_WRITTEN PROBLEM_: Reproduce the data below line for line, changing no character.

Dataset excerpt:
########################################

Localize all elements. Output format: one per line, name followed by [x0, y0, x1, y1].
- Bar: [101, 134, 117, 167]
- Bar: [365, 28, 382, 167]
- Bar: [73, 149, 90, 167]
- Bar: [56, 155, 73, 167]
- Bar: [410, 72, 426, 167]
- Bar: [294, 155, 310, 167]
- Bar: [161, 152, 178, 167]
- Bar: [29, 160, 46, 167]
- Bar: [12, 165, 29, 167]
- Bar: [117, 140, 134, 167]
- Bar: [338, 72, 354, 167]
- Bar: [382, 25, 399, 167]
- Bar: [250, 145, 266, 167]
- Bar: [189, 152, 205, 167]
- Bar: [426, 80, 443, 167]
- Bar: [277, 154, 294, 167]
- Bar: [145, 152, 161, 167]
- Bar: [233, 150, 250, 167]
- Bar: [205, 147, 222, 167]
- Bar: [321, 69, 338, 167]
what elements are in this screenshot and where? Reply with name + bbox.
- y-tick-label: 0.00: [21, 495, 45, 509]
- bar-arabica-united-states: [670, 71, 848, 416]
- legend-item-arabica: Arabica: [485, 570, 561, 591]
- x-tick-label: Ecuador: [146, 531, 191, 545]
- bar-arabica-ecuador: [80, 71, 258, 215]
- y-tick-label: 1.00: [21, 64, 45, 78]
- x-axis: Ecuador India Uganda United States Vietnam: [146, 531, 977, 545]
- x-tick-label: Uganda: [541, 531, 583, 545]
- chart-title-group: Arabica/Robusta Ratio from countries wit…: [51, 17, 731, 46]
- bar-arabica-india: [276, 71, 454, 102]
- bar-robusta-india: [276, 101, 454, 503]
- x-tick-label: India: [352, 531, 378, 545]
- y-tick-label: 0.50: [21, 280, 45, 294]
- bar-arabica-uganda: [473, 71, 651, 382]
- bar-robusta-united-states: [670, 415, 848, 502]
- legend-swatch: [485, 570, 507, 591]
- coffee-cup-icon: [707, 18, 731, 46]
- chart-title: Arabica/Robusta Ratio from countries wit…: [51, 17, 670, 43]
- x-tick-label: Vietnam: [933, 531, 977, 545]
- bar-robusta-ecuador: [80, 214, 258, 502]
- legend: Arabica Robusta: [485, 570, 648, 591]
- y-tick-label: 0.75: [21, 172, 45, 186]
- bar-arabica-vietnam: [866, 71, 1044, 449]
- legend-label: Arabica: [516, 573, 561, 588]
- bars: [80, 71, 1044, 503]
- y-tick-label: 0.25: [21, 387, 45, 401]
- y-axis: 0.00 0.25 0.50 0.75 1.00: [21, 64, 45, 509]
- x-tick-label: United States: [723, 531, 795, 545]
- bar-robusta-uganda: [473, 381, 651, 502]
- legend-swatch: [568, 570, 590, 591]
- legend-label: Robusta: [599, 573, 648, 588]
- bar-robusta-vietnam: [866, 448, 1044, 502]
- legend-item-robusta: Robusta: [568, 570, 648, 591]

########################################

_THE REPLY_:
Localize all elements. Output format: one per line, name followed by [x0, y0, x1, y1].
- Bar: [101, 134, 117, 167]
- Bar: [365, 28, 382, 167]
- Bar: [73, 149, 90, 167]
- Bar: [56, 155, 73, 167]
- Bar: [410, 72, 426, 167]
- Bar: [294, 155, 310, 167]
- Bar: [161, 152, 178, 167]
- Bar: [29, 160, 46, 167]
- Bar: [12, 165, 29, 167]
- Bar: [117, 140, 134, 167]
- Bar: [338, 72, 354, 167]
- Bar: [382, 25, 399, 167]
- Bar: [250, 145, 266, 167]
- Bar: [189, 152, 205, 167]
- Bar: [426, 80, 443, 167]
- Bar: [277, 154, 294, 167]
- Bar: [145, 152, 161, 167]
- Bar: [233, 150, 250, 167]
- Bar: [205, 147, 222, 167]
- Bar: [321, 69, 338, 167]
what elements are in this screenshot and where? Reply with name + bbox.
- y-tick-label: 0.00: [21, 495, 45, 509]
- bar-arabica-united-states: [670, 71, 848, 416]
- legend-item-arabica: Arabica: [485, 570, 561, 591]
- x-tick-label: Ecuador: [146, 531, 191, 545]
- bar-arabica-ecuador: [80, 71, 258, 215]
- y-tick-label: 1.00: [21, 64, 45, 78]
- x-axis: Ecuador India Uganda United States Vietnam: [146, 531, 977, 545]
- x-tick-label: Uganda: [541, 531, 583, 545]
- chart-title-group: Arabica/Robusta Ratio from countries wit…: [51, 17, 731, 46]
- bar-arabica-india: [276, 71, 454, 102]
- bar-robusta-india: [276, 101, 454, 503]
- x-tick-label: India: [352, 531, 378, 545]
- y-tick-label: 0.50: [21, 280, 45, 294]
- bar-arabica-uganda: [473, 71, 651, 382]
- bar-robusta-united-states: [670, 415, 848, 502]
- legend-swatch: [485, 570, 507, 591]
- coffee-cup-icon: [707, 18, 731, 46]
- chart-title: Arabica/Robusta Ratio from countries wit…: [51, 17, 670, 43]
- x-tick-label: Vietnam: [933, 531, 977, 545]
- bar-robusta-ecuador: [80, 214, 258, 502]
- legend: Arabica Robusta: [485, 570, 648, 591]
- y-tick-label: 0.75: [21, 172, 45, 186]
- bar-arabica-vietnam: [866, 71, 1044, 449]
- legend-label: Arabica: [516, 573, 561, 588]
- bars: [80, 71, 1044, 503]
- y-tick-label: 0.25: [21, 387, 45, 401]
- y-axis: 0.00 0.25 0.50 0.75 1.00: [21, 64, 45, 509]
- x-tick-label: United States: [723, 531, 795, 545]
- bar-robusta-uganda: [473, 381, 651, 502]
- legend-swatch: [568, 570, 590, 591]
- legend-label: Robusta: [599, 573, 648, 588]
- bar-robusta-vietnam: [866, 448, 1044, 502]
- legend-item-robusta: Robusta: [568, 570, 648, 591]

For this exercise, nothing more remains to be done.